== AIM OF THE EXERCISE ==
Find the lines containing the word "title" and copy every one of them.

start DATA FOR PROCESSING

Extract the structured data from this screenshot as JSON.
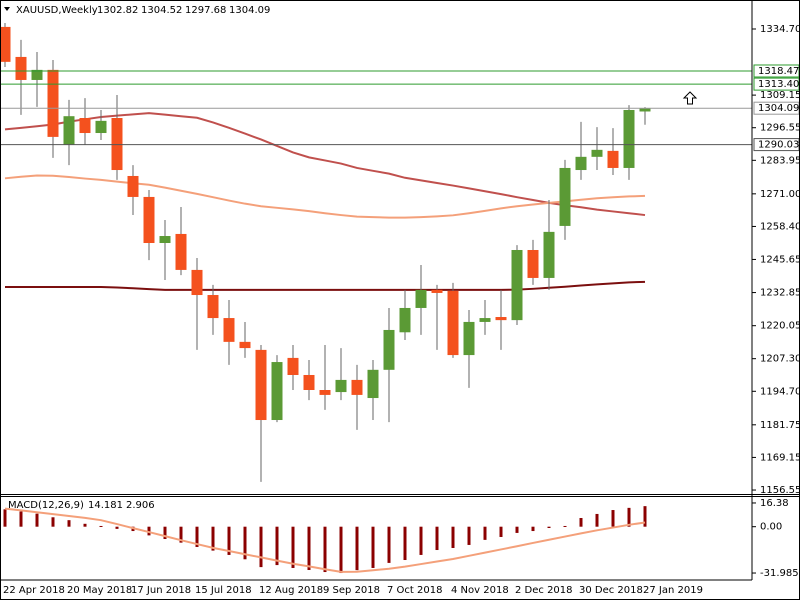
{
  "chart_data": [
    {
      "type": "candlestick",
      "title": "XAUUSD,Weekly",
      "categories": [
        "22 Apr 2018",
        null,
        null,
        null,
        "20 May 2018",
        null,
        null,
        null,
        "17 Jun 2018",
        null,
        null,
        null,
        "15 Jul 2018",
        null,
        null,
        null,
        "12 Aug 2018",
        null,
        null,
        null,
        "9 Sep 2018",
        null,
        null,
        null,
        "7 Oct 2018",
        null,
        null,
        null,
        "4 Nov 2018",
        null,
        null,
        null,
        "2 Dec 2018",
        null,
        null,
        null,
        "30 Dec 2018",
        null,
        null,
        null,
        "27 Jan 2019"
      ],
      "open": [
        1335.5,
        1323.9,
        1315.0,
        1318.9,
        1290.0,
        1300.3,
        1294.5,
        1300.3,
        1277.9,
        1269.8,
        1252.0,
        1255.5,
        1241.6,
        1231.9,
        1223.0,
        1213.8,
        1210.7,
        1183.6,
        1207.6,
        1201.0,
        1195.2,
        1194.4,
        1199.1,
        1192.1,
        1203.0,
        1217.5,
        1226.9,
        1233.9,
        1233.5,
        1208.7,
        1221.5,
        1223.4,
        1222.2,
        1249.3,
        1238.5,
        1258.6,
        1280.2,
        1285.3,
        1287.6,
        1281.0,
        1302.82
      ],
      "high": [
        1337.0,
        1330.5,
        1325.8,
        1322.7,
        1307.3,
        1308.0,
        1303.4,
        1309.2,
        1282.1,
        1272.5,
        1260.9,
        1265.9,
        1246.2,
        1235.8,
        1230.0,
        1221.5,
        1212.6,
        1208.7,
        1212.6,
        1206.8,
        1212.6,
        1211.4,
        1204.9,
        1206.8,
        1226.9,
        1233.9,
        1243.5,
        1235.8,
        1236.6,
        1226.1,
        1230.0,
        1233.9,
        1251.2,
        1253.2,
        1268.6,
        1284.1,
        1298.8,
        1296.8,
        1296.4,
        1305.3,
        1304.52
      ],
      "low": [
        1320.0,
        1301.5,
        1304.6,
        1284.9,
        1282.1,
        1289.9,
        1291.8,
        1276.4,
        1262.8,
        1245.4,
        1237.7,
        1239.6,
        1210.7,
        1216.5,
        1204.9,
        1207.6,
        1159.7,
        1182.8,
        1195.2,
        1191.3,
        1187.5,
        1191.3,
        1179.8,
        1183.6,
        1182.8,
        1214.5,
        1216.5,
        1210.7,
        1207.6,
        1196.0,
        1216.5,
        1210.7,
        1220.3,
        1235.8,
        1233.9,
        1253.2,
        1276.4,
        1280.2,
        1278.3,
        1276.4,
        1297.68
      ],
      "close": [
        1322.0,
        1315.0,
        1318.9,
        1293.0,
        1301.0,
        1294.5,
        1299.2,
        1280.2,
        1269.8,
        1252.0,
        1254.7,
        1241.6,
        1231.9,
        1223.0,
        1213.8,
        1211.4,
        1183.6,
        1206.0,
        1201.0,
        1195.2,
        1193.3,
        1199.1,
        1193.3,
        1203.0,
        1218.4,
        1226.9,
        1233.9,
        1232.7,
        1208.7,
        1221.5,
        1223.0,
        1222.2,
        1249.3,
        1238.5,
        1256.3,
        1281.0,
        1285.3,
        1288.0,
        1281.0,
        1303.4,
        1304.09
      ],
      "up_color": "#5b9a35",
      "down_color": "#f4511e",
      "wick_color": "#666666",
      "lines": [
        {
          "color": "#c0504d",
          "values": [
            1295.9,
            1296.5,
            1297.1,
            1297.8,
            1298.9,
            1299.8,
            1300.7,
            1301.2,
            1301.7,
            1302.2,
            1301.6,
            1301.0,
            1300.4,
            1298.6,
            1296.5,
            1294.3,
            1292.0,
            1289.5,
            1287.0,
            1285.1,
            1283.9,
            1282.7,
            1281.0,
            1279.9,
            1278.8,
            1277.2,
            1276.2,
            1275.2,
            1274.2,
            1273.1,
            1272.0,
            1270.9,
            1269.7,
            1268.6,
            1267.5,
            1266.6,
            1265.8,
            1264.9,
            1264.2,
            1263.5,
            1262.8
          ]
        },
        {
          "color": "#f4a07a",
          "values": [
            1277.0,
            1277.6,
            1278.1,
            1278.0,
            1277.5,
            1276.9,
            1276.4,
            1275.7,
            1275.1,
            1274.5,
            1273.4,
            1272.2,
            1271.0,
            1269.7,
            1268.4,
            1267.2,
            1266.2,
            1265.6,
            1265.0,
            1264.3,
            1263.5,
            1262.8,
            1262.2,
            1262.0,
            1261.8,
            1261.8,
            1262.0,
            1262.3,
            1262.7,
            1263.5,
            1264.4,
            1265.4,
            1266.2,
            1266.9,
            1267.5,
            1268.1,
            1268.7,
            1269.3,
            1269.7,
            1270.0,
            1270.2
          ]
        },
        {
          "color": "#7b0f0f",
          "values": [
            1235.0,
            1235.0,
            1235.0,
            1235.0,
            1235.0,
            1235.0,
            1235.0,
            1234.8,
            1234.5,
            1234.2,
            1233.9,
            1233.9,
            1233.9,
            1233.9,
            1233.9,
            1233.9,
            1233.9,
            1233.9,
            1233.9,
            1233.9,
            1233.9,
            1233.9,
            1233.9,
            1233.9,
            1233.9,
            1233.9,
            1233.9,
            1233.9,
            1233.9,
            1233.9,
            1233.9,
            1233.9,
            1234.0,
            1234.3,
            1234.7,
            1235.1,
            1235.6,
            1236.0,
            1236.4,
            1236.8,
            1237.0
          ]
        }
      ],
      "hlines": [
        {
          "value": 1318.47,
          "color": "#2e9b2e"
        },
        {
          "value": 1313.4,
          "label": "1313.40",
          "color": "#2e9b2e"
        },
        {
          "value": 1290.03,
          "color": "#555555"
        }
      ],
      "price_line_color": "#999999",
      "ylim": [
        1155.4,
        1345.9
      ],
      "yticks": [
        {
          "value": 1334.7,
          "label": "1334.70"
        },
        1309.15,
        1296.55,
        1283.95,
        {
          "value": 1271,
          "label": "1271.00"
        },
        {
          "value": 1258.4,
          "label": "1258.40"
        },
        1245.65,
        1232.85,
        1220.05,
        {
          "value": 1207.3,
          "label": "1207.30"
        },
        {
          "value": 1194.7,
          "label": "1194.70"
        },
        1181.75,
        1169.15,
        1156.55
      ]
    },
    {
      "type": "macd",
      "title": "MACD(12,26,9)",
      "values": [
        12.0,
        10.5,
        9.0,
        6.5,
        4.5,
        2.0,
        0.5,
        -1.5,
        -3.0,
        -6.0,
        -8.5,
        -11.0,
        -14.0,
        -16.5,
        -19.5,
        -22.5,
        -27.9,
        -26.5,
        -28.5,
        -29.9,
        -31.3,
        -31.985,
        -30.0,
        -28.5,
        -25.0,
        -23.0,
        -19.5,
        -16.1,
        -14.7,
        -12.6,
        -9.1,
        -7.1,
        -4.3,
        -3.0,
        -0.9,
        0.5,
        6.0,
        8.8,
        11.5,
        13.0,
        14.181
      ],
      "signal": [
        12.5,
        11.3,
        10.0,
        8.7,
        7.4,
        6.1,
        4.5,
        1.8,
        -1.0,
        -3.7,
        -6.5,
        -9.3,
        -12.0,
        -14.6,
        -16.8,
        -19.0,
        -21.2,
        -23.4,
        -25.6,
        -27.4,
        -29.4,
        -31.2,
        -31.1,
        -30.1,
        -29.0,
        -27.6,
        -25.8,
        -24.0,
        -22.3,
        -20.1,
        -17.9,
        -15.7,
        -13.5,
        -11.2,
        -9.0,
        -6.8,
        -4.6,
        -2.5,
        -0.6,
        1.3,
        2.906
      ],
      "color": "#8b0000",
      "signal_color": "#f4a07a",
      "ylim": [
        -36.8,
        20.5
      ],
      "yticks": [
        16.38,
        {
          "value": 0,
          "label": "0.00"
        },
        -31.985
      ]
    }
  ]
}
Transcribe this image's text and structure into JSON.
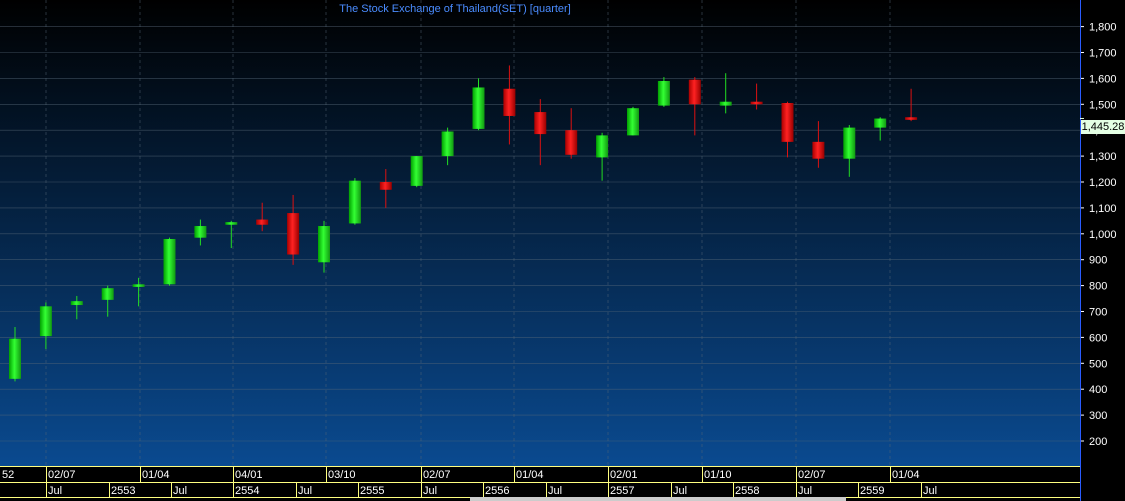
{
  "chart_data": {
    "type": "candlestick",
    "title": "The Stock Exchange of Thailand(SET) [quarter]",
    "xlabel": "",
    "ylabel": "",
    "ylim": [
      120,
      1880
    ],
    "y_ticks": [
      200,
      300,
      400,
      500,
      600,
      700,
      800,
      900,
      1000,
      1100,
      1200,
      1300,
      1400,
      1500,
      1600,
      1700,
      1800
    ],
    "y_tick_labels": [
      "200",
      "300",
      "400",
      "500",
      "600",
      "700",
      "800",
      "900",
      "1,000",
      "1,100",
      "1,200",
      "1,300",
      "1,400",
      "1,500",
      "1,600",
      "1,700",
      "1,800"
    ],
    "last_price_label": "1,445.28",
    "last_price": 1445.28,
    "grid": true,
    "colors": {
      "up": "#22dd22",
      "down": "#dd1111",
      "axis": "#ffff80",
      "grid": "#556677",
      "title": "#4a8cff",
      "bg_top": "#000000",
      "bg_bottom": "#0a4a90"
    },
    "candles": [
      {
        "open": 440,
        "high": 640,
        "low": 430,
        "close": 595
      },
      {
        "open": 605,
        "high": 735,
        "low": 555,
        "close": 720
      },
      {
        "open": 725,
        "high": 760,
        "low": 670,
        "close": 740
      },
      {
        "open": 745,
        "high": 800,
        "low": 680,
        "close": 790
      },
      {
        "open": 795,
        "high": 830,
        "low": 720,
        "close": 805
      },
      {
        "open": 805,
        "high": 985,
        "low": 800,
        "close": 980
      },
      {
        "open": 985,
        "high": 1055,
        "low": 955,
        "close": 1030
      },
      {
        "open": 1035,
        "high": 1050,
        "low": 945,
        "close": 1045
      },
      {
        "open": 1055,
        "high": 1120,
        "low": 1010,
        "close": 1035
      },
      {
        "open": 1080,
        "high": 1150,
        "low": 880,
        "close": 920
      },
      {
        "open": 890,
        "high": 1050,
        "low": 850,
        "close": 1030
      },
      {
        "open": 1040,
        "high": 1215,
        "low": 1035,
        "close": 1205
      },
      {
        "open": 1200,
        "high": 1250,
        "low": 1100,
        "close": 1170
      },
      {
        "open": 1185,
        "high": 1300,
        "low": 1180,
        "close": 1300
      },
      {
        "open": 1300,
        "high": 1410,
        "low": 1265,
        "close": 1395
      },
      {
        "open": 1405,
        "high": 1600,
        "low": 1400,
        "close": 1565
      },
      {
        "open": 1560,
        "high": 1650,
        "low": 1345,
        "close": 1455
      },
      {
        "open": 1470,
        "high": 1520,
        "low": 1265,
        "close": 1385
      },
      {
        "open": 1400,
        "high": 1485,
        "low": 1290,
        "close": 1305
      },
      {
        "open": 1295,
        "high": 1390,
        "low": 1205,
        "close": 1380
      },
      {
        "open": 1380,
        "high": 1490,
        "low": 1380,
        "close": 1485
      },
      {
        "open": 1495,
        "high": 1605,
        "low": 1490,
        "close": 1590
      },
      {
        "open": 1595,
        "high": 1605,
        "low": 1380,
        "close": 1500
      },
      {
        "open": 1495,
        "high": 1620,
        "low": 1465,
        "close": 1510
      },
      {
        "open": 1510,
        "high": 1580,
        "low": 1480,
        "close": 1500
      },
      {
        "open": 1505,
        "high": 1510,
        "low": 1295,
        "close": 1355
      },
      {
        "open": 1355,
        "high": 1435,
        "low": 1255,
        "close": 1290
      },
      {
        "open": 1290,
        "high": 1420,
        "low": 1220,
        "close": 1410
      },
      {
        "open": 1410,
        "high": 1450,
        "low": 1360,
        "close": 1445
      },
      {
        "open": 1450,
        "high": 1560,
        "low": 1435,
        "close": 1440
      }
    ],
    "x_axis_upper": [
      "52",
      "02/07",
      "01/04",
      "04/01",
      "03/10",
      "02/07",
      "01/04",
      "02/01",
      "01/10",
      "02/07",
      "01/04"
    ],
    "x_axis_lower": [
      "Jul",
      "2553",
      "Jul",
      "2554",
      "Jul",
      "2555",
      "Jul",
      "2556",
      "Jul",
      "2557",
      "Jul",
      "2558",
      "Jul",
      "2559",
      "Jul"
    ]
  }
}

end DATA FOR PROCESSING

== SOLVED PROBLEM ==
      "title": "XAUUSD,Weekly",
      "title": "MACD(12,26,9)",
    "title": "The Stock Exchange of Thailand(SET) [quarter]",
      "title": "#4a8cff",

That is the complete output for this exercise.